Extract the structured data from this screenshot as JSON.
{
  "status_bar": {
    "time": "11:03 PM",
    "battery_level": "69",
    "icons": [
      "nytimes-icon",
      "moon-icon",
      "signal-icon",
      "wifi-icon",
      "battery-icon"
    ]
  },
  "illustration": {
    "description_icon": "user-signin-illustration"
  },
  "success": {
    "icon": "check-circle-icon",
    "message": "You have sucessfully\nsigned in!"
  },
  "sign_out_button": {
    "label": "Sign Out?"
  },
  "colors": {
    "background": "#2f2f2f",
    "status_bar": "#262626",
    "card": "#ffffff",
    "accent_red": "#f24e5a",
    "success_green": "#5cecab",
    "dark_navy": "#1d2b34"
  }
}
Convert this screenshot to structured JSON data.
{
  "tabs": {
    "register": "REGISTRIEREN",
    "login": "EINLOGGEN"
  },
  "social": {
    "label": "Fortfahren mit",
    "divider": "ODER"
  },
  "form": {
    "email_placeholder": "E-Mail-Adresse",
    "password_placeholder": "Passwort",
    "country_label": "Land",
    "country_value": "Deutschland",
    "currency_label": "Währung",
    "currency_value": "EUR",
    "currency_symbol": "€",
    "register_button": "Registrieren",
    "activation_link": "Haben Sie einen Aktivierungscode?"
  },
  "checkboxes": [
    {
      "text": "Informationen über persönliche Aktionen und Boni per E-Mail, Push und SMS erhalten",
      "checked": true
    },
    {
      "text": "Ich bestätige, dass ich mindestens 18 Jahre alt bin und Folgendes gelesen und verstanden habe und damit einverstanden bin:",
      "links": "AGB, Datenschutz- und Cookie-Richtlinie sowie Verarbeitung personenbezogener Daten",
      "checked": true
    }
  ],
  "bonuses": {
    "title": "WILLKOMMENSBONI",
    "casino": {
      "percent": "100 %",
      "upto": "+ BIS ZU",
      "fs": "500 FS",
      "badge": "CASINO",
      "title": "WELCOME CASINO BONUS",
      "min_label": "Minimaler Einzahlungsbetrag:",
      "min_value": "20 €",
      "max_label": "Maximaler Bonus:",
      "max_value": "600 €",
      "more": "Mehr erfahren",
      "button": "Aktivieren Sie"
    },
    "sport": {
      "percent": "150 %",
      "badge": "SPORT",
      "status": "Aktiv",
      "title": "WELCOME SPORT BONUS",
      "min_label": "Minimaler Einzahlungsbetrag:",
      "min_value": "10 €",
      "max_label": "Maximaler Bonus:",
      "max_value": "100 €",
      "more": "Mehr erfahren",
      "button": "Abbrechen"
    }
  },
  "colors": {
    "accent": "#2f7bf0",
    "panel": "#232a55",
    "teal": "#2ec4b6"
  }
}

####################

### EXERCISE DESCRIPTION:
Find the lines above that contain the word "illustration" and collect them.

### THE RESULT:
  "illustration": {
    "description_icon": "user-signin-illustration"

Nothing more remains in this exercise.